REQUEST
Gather, from the listing beneath this task, every line holding the string "ovat".

INPUT RECORDS
___
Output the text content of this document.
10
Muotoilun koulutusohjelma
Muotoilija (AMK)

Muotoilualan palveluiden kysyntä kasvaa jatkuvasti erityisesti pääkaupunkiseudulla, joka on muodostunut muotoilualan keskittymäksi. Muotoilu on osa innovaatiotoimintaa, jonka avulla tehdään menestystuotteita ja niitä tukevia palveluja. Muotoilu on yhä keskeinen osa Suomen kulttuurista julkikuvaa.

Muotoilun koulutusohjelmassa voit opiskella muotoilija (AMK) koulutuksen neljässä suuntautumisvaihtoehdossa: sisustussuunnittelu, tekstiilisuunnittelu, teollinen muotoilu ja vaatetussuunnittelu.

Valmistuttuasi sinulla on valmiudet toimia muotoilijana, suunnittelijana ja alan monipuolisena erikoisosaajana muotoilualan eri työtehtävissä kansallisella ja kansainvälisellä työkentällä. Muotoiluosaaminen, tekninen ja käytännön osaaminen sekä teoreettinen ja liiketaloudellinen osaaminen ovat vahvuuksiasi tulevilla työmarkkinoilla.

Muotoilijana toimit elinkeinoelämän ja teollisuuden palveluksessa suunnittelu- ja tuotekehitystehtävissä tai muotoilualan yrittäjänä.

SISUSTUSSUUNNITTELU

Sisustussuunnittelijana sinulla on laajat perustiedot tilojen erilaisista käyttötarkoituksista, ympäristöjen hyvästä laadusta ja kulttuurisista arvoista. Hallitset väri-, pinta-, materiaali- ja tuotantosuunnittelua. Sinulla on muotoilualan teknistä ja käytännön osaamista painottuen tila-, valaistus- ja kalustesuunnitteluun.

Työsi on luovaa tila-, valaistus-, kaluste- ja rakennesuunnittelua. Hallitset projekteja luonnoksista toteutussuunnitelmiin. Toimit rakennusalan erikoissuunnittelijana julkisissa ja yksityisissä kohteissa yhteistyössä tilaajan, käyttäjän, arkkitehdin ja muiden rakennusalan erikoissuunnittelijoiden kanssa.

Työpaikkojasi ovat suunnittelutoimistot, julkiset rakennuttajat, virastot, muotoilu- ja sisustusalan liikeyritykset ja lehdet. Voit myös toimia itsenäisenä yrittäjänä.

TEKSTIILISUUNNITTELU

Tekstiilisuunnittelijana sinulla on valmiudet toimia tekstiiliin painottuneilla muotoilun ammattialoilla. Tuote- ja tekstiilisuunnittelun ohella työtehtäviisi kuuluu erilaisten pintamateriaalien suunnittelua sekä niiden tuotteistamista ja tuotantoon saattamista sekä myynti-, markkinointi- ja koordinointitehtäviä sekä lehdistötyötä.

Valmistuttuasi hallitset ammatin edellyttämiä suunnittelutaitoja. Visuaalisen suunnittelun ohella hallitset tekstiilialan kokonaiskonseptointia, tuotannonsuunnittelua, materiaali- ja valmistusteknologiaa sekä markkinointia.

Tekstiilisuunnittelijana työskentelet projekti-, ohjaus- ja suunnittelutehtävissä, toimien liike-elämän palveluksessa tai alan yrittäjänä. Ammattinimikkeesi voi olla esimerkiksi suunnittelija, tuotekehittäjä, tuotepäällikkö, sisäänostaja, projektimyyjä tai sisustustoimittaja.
___
REPLY TO THE EXERCISE
Valmistuttuasi sinulla on valmiudet toimia muotoilijana, suunnittelijana ja alan monipuolisena erikoisosaajana muotoilualan eri työtehtävissä kansallisella ja kansainvälisellä työkentällä. Muotoiluosaaminen, tekninen ja käytännön osaaminen sekä teoreettinen ja liiketaloudellinen osaaminen ovat vahvuuksiasi tulevilla työmarkkinoilla.
Työpaikkojasi ovat suunnittelutoimistot, julkiset rakennuttajat, virastot, muotoilu- ja sisustusalan liikeyritykset ja lehdet. Voit myös toimia itsenäisenä yrittäjänä.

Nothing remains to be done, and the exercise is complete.